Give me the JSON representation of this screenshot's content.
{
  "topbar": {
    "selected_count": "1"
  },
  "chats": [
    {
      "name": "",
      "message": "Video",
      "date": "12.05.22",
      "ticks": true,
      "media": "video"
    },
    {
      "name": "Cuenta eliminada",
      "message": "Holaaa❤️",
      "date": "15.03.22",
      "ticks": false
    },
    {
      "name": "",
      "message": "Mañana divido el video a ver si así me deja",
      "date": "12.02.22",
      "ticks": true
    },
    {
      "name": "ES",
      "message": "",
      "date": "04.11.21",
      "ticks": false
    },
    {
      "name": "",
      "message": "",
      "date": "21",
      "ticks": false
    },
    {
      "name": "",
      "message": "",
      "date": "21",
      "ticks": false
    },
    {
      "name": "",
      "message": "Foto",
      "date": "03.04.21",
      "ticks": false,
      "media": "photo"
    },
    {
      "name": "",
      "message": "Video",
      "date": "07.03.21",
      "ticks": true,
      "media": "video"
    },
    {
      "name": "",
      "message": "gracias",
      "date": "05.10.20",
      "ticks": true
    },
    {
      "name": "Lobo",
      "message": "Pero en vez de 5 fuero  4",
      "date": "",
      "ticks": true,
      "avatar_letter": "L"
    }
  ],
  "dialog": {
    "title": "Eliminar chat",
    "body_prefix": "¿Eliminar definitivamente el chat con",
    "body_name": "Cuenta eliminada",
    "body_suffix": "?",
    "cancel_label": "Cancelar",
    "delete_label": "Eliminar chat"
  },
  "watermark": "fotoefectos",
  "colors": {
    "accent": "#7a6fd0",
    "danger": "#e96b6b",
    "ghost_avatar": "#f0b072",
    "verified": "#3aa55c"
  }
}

:::

• DESCRIPTION OF THE TASK:
Each record above must be given again exactly.

• COMPLETED EXERCISE:
Give me the JSON representation of this screenshot's content.
{
  "topbar": {
    "selected_count": "1"
  },
  "chats": [
    {
      "name": "",
      "message": "Video",
      "date": "12.05.22",
      "ticks": true,
      "media": "video"
    },
    {
      "name": "Cuenta eliminada",
      "message": "Holaaa❤️",
      "date": "15.03.22",
      "ticks": false
    },
    {
      "name": "",
      "message": "Mañana divido el video a ver si así me deja",
      "date": "12.02.22",
      "ticks": true
    },
    {
      "name": "ES",
      "message": "",
      "date": "04.11.21",
      "ticks": false
    },
    {
      "name": "",
      "message": "",
      "date": "21",
      "ticks": false
    },
    {
      "name": "",
      "message": "",
      "date": "21",
      "ticks": false
    },
    {
      "name": "",
      "message": "Foto",
      "date": "03.04.21",
      "ticks": false,
      "media": "photo"
    },
    {
      "name": "",
      "message": "Video",
      "date": "07.03.21",
      "ticks": true,
      "media": "video"
    },
    {
      "name": "",
      "message": "gracias",
      "date": "05.10.20",
      "ticks": true
    },
    {
      "name": "Lobo",
      "message": "Pero en vez de 5 fuero  4",
      "date": "",
      "ticks": true,
      "avatar_letter": "L"
    }
  ],
  "dialog": {
    "title": "Eliminar chat",
    "body_prefix": "¿Eliminar definitivamente el chat con",
    "body_name": "Cuenta eliminada",
    "body_suffix": "?",
    "cancel_label": "Cancelar",
    "delete_label": "Eliminar chat"
  },
  "watermark": "fotoefectos",
  "colors": {
    "accent": "#7a6fd0",
    "danger": "#e96b6b",
    "ghost_avatar": "#f0b072",
    "verified": "#3aa55c"
  }
}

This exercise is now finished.